### Task brief
Carry on the history of Behar's Maharajahs, starting right after its final sentence.

On the death of Madan Narayan with no immediate successor, the sons of the Nazir Mahi Narayan attacked Behar, assisted by the Bhutan army. The Raikats of Baikunthapur, distant relatives of the royal family based in the Jalpaiguri area, sent troops and helped force the Bhutia army to retreat. The Raikats crowned Basudev Narayan (1680–1682), Madan Narayan's brother, as Maharajah and helped establish peace before returning to their home. Two years later, Yajna Narayan and Jagat Narayan (sons of Nazir Mahi) attacked Behar again with Bhutanese troops, captured the palace and massacred the royal family, including Basudev Narayan. The Raikats Yogyadev and Bhujdev intervened again, defeating Yajna Narayan in a battle on the banks of the Mansai river. The Raikats then crowned Mahendra Narayan (1682–1693), a five-year-old grandson of Pran Narayan, as the next Maharajah.

During the minority rule of Mahendra Narayan, the state was unsettled. The lords of places such as Tepa, Manthana Kakina and Karjirhat rejected Bihari rule in place of direct tribute to the Mughal rulers as zamindars (landlords) of their territories. They accepted the authority of, and paid taxes to, Ibrahim Khan the Mughal Faujdar of Ghoraghat and Dhaka. Even the Raikat princes of Baikunthapur and Pangar transferred loyalty to these powers. The Mughals chose this time to attack Behar. With no other choice, Mahendra made a pact with Yajna Narayan and appointed him as Nazir. Aided by the Bhutanese, Yajna Narayan fought the Mughals at Patgram but was defeated. The Mughals took Boda, Patgram and eastern Pargana in the year 1711 and had gained near full control of North Bengal once again.

Mahendra Narayan died at the age of 16. With the main royal line extinct, Rup Narayan (1693–1714), a grandson of Nazir Mahi Narayan, became the next Maharajah. Rup Narayan was a strong and popular ruler, but made the mistake of attacking the Mughal Faujdar of Rangpur. Defeated, he lost Karjihat, Kakina and Fatehpur Chakla, retaining only Boda, Patgram and eastern Chakla. Soon after, he lost these territories too, and was reduced to holding the three Chaklas under lease to the Mughals in the name of his Najir. He moved his capital from Atharokotha to a new site, Guriahati on the east bank of the Torsa River, where he built a temple of Sri Madan Mohan Thakur.

Upendra Narayan (1714–1763), the next ruler, had no son of his own. He adopted Deena Narayan, the son of dewan Satya Narayan, and gave him considerable powers, but did not formally grant him the succession to the throne. Deena Narayan met the Mughal Faujdar Md. Ali Khan at Rangpur and agreed to accept Mughal supremacy in return for Md. Ali Khan's support in gaining the throne. Md. Ali Khan invaded, but was forced back by a combined army from Behar and Bhutan and had to flee to Rangpur.

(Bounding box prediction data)
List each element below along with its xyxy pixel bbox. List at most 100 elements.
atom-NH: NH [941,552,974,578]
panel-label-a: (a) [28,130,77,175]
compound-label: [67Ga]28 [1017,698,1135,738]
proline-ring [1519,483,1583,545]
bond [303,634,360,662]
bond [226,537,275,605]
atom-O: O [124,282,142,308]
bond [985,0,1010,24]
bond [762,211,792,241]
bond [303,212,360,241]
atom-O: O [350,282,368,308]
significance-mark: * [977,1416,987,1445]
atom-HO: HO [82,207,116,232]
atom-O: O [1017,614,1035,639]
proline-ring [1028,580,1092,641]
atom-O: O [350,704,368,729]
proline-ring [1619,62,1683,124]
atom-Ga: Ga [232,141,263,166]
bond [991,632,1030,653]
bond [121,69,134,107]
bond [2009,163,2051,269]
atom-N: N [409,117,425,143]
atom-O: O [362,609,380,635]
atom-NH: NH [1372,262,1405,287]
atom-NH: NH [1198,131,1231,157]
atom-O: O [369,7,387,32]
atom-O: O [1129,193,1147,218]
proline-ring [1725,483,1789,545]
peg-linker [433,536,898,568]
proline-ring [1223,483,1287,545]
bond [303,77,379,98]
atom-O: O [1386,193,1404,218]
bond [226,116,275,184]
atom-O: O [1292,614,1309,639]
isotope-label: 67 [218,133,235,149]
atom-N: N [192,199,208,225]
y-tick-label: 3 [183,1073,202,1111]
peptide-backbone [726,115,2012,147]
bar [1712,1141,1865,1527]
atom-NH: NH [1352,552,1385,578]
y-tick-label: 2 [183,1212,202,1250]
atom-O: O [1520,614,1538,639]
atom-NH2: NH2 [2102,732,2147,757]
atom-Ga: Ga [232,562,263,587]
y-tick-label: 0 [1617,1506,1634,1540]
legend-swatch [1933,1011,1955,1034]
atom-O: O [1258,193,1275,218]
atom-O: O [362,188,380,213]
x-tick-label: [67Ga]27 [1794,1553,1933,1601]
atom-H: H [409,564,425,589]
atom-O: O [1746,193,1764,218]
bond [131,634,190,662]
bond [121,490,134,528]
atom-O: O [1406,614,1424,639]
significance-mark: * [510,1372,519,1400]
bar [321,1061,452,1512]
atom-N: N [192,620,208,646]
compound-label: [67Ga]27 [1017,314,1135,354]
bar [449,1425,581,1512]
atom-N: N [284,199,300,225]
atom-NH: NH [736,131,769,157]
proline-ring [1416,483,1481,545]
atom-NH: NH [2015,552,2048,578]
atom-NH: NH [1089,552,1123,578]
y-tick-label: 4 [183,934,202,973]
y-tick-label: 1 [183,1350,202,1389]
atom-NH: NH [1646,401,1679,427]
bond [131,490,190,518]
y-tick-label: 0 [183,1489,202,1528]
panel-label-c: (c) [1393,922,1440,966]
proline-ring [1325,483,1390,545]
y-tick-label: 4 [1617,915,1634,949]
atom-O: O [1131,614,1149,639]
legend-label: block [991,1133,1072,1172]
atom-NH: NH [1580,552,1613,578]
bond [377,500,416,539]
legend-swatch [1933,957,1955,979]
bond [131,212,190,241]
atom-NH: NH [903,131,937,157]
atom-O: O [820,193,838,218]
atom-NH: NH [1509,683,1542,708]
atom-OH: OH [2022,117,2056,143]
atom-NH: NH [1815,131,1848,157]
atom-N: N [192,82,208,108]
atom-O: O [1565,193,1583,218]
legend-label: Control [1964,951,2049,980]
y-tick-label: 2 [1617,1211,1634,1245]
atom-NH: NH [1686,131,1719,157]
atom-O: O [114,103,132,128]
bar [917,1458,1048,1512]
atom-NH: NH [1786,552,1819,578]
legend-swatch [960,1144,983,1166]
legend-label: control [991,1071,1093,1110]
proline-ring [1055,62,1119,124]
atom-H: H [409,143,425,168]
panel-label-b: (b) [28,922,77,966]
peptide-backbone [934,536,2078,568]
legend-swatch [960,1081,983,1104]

### Reply
Late in life, Upendra Narayan's second queen gave birth to a male child, Debendra Narayan (1763–1765), who ascended the throne at the age of four. His short reign was chaotic. The Bhutias annexed further land in the north of Behar, and their ambassador in the capital of Behar became the de facto ruler of the state. The young maharaja was assassinated in a palace plot at the age of six.

On 12 August 1765, the British East India Company took over control of Bengal. The Maharaja of Bihar now had to pay rent to the East India company for Boda, Patgram, Panga and other chaklas in Bengal that they had previously paid to Mughal administration.

After Debendra Narayan's assassination, Debraj, king of Bhutan, sent troops to arrest Rajguru Ramananda Goswami, the leader of the assassination plot. The Behar court agreed to crown Dhairjendra Narayan (1765–1770), a cousin of Debendra Narayan, as Maharaja. However, he was a puppet of Bhutan: the Bhutanese ambassador Pensuthma was the effective ruler. Bhutan seized direct control of Behar territories including Jalpeswar, Mandas, Jalash, Lakshmipur, Santarabari, Maraghat and Bholka. During this time there was large scale famine. The court degenerated into intrigues and conspiracies. Eventually, Debraj of Bhutan arrested Dhairjendra Narayan and took him to the Bhutanese capital Punakh, crowning Rajendra Narayan (1770–1772) in his place as nominal ruler. After a short "reign", Rajendra Narayan died of a fever in 1772.

Maharaja Rajendra Narayan left no heir. The Bhutias attempted to take over direct control, seizing the royal regalia, but the court rebelled and enthroned Dharendra Narayan (1772–1775). The Koch warlords once again rallied their banners and chased the Bhutanese-Tibetan-Khampa forces out of the Northern areas of Koch Behar. Pensuthma -the Bhutanese regent- fled back to Bhutan, whose King sent troops to invade Behar. After some fighting, the Bhutanese regained control and established a new puppet ruler, a child whom they installed in Chekakhata in Bhutan. On his early death, the Bhutias finally attempted direct control, garrisoning forts in strategic positions. However most tracts of the extensive North Bengal region remained fiercely opposed to any Northern control. As, for example, an important warlord — Rupan Singh of Rahimganj Pargana — maintained that the Bhutanese presence in North Bengal was illegal and issued directives to the Bhutan court to pull back their forces.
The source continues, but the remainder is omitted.